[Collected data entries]
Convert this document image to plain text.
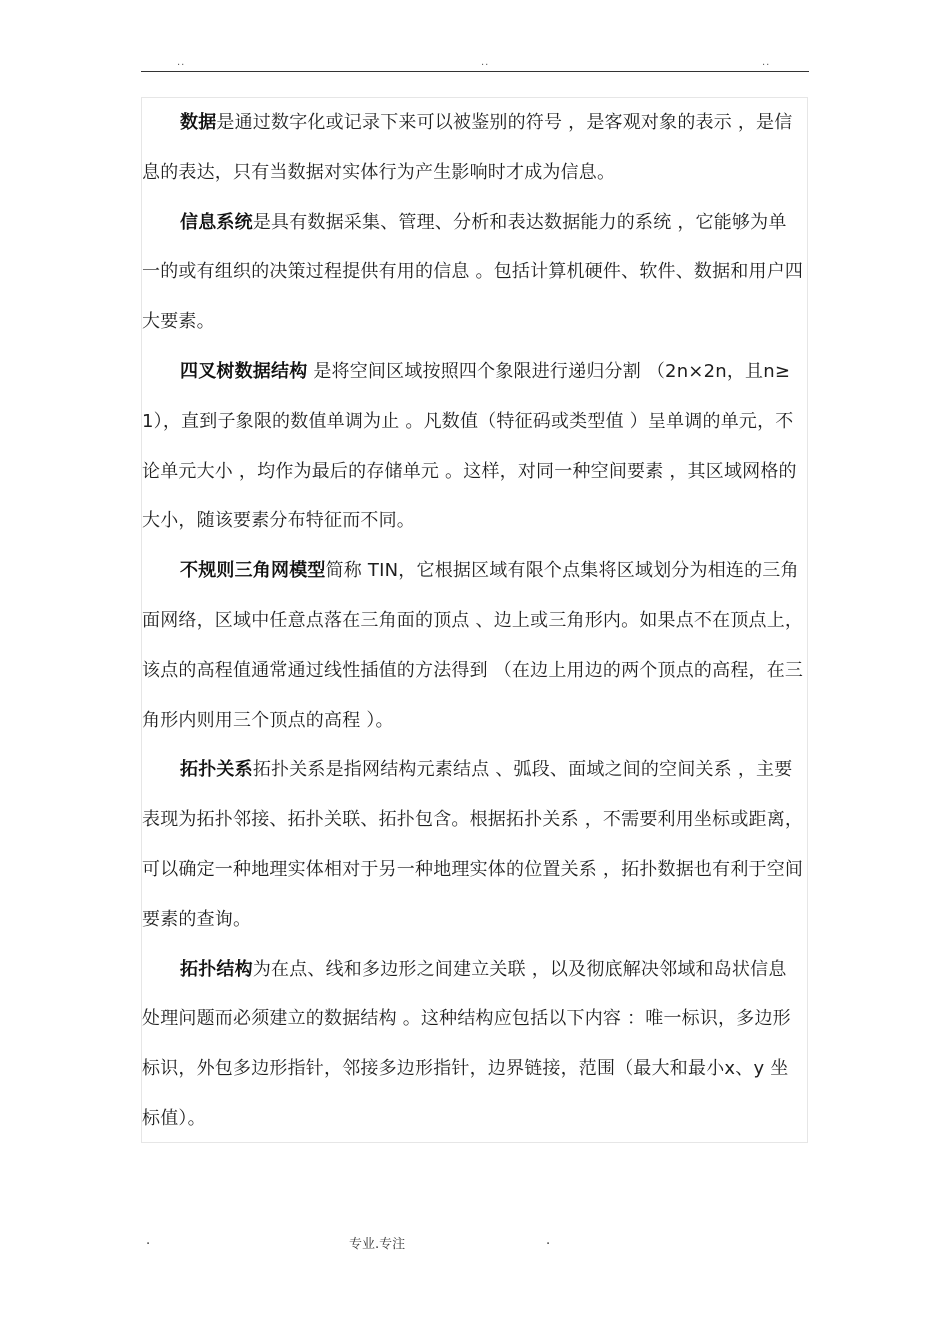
..	..	..

数据是通过数字化或记录下来可以被鉴别的符号 ，是客观对象的表示 ，是信息的表达，只有当数据对实体行为产生影响时才成为信息。

信息系统是具有数据采集、管理、分析和表达数据能力的系统 ，它能够为单一的或有组织的决策过程提供有用的信息 。包括计算机硬件、软件、数据和用户四大要素。

四叉树数据结构 是将空间区域按照四个象限进行递归分割 （2n×2n，且n≥1），直到子象限的数值单调为止 。凡数值（特征码或类型值 ）呈单调的单元，不论单元大小 ，均作为最后的存储单元 。这样，对同一种空间要素 ，其区域网格的大小，随该要素分布特征而不同。

不规则三角网模型简称 TIN，它根据区域有限个点集将区域划分为相连的三角面网络，区域中任意点落在三角面的顶点 、边上或三角形内。如果点不在顶点上，该点的高程值通常通过线性插值的方法得到 （在边上用边的两个顶点的高程，在三角形内则用三个顶点的高程 ）。

拓扑关系拓扑关系是指网结构元素结点 、弧段、面域之间的空间关系 ，主要表现为拓扑邻接、拓扑关联、拓扑包含。根据拓扑关系 ，不需要利用坐标或距离，可以确定一种地理实体相对于另一种地理实体的位置关系 ，拓扑数据也有利于空间要素的查询。

拓扑结构为在点、线和多边形之间建立关联 ，以及彻底解决邻域和岛状信息处理问题而必须建立的数据结构 。这种结构应包括以下内容 ：唯一标识，多边形标识，外包多边形指针，邻接多边形指针，边界链接，范围（最大和最小x、y 坐标值）。

.	专业.专注	.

What is needed:
Give every record back exactly as it reads, with no images.

Result of this task:
Convert this document image to plain text.
..	..	..

数据是通过数字化或记录下来可以被鉴别的符号 ，是客观对象的表示 ，是信息的表达，只有当数据对实体行为产生影响时才成为信息。

信息系统是具有数据采集、管理、分析和表达数据能力的系统 ，它能够为单一的或有组织的决策过程提供有用的信息 。包括计算机硬件、软件、数据和用户四大要素。

四叉树数据结构 是将空间区域按照四个象限进行递归分割 （2n×2n，且n≥1），直到子象限的数值单调为止 。凡数值（特征码或类型值 ）呈单调的单元，不论单元大小 ，均作为最后的存储单元 。这样，对同一种空间要素 ，其区域网格的大小，随该要素分布特征而不同。

不规则三角网模型简称 TIN，它根据区域有限个点集将区域划分为相连的三角面网络，区域中任意点落在三角面的顶点 、边上或三角形内。如果点不在顶点上，该点的高程值通常通过线性插值的方法得到 （在边上用边的两个顶点的高程，在三角形内则用三个顶点的高程 ）。

拓扑关系拓扑关系是指网结构元素结点 、弧段、面域之间的空间关系 ，主要表现为拓扑邻接、拓扑关联、拓扑包含。根据拓扑关系 ，不需要利用坐标或距离，可以确定一种地理实体相对于另一种地理实体的位置关系 ，拓扑数据也有利于空间要素的查询。

拓扑结构为在点、线和多边形之间建立关联 ，以及彻底解决邻域和岛状信息处理问题而必须建立的数据结构 。这种结构应包括以下内容 ：唯一标识，多边形标识，外包多边形指针，邻接多边形指针，边界链接，范围（最大和最小x、y 坐标值）。

.	专业.专注	.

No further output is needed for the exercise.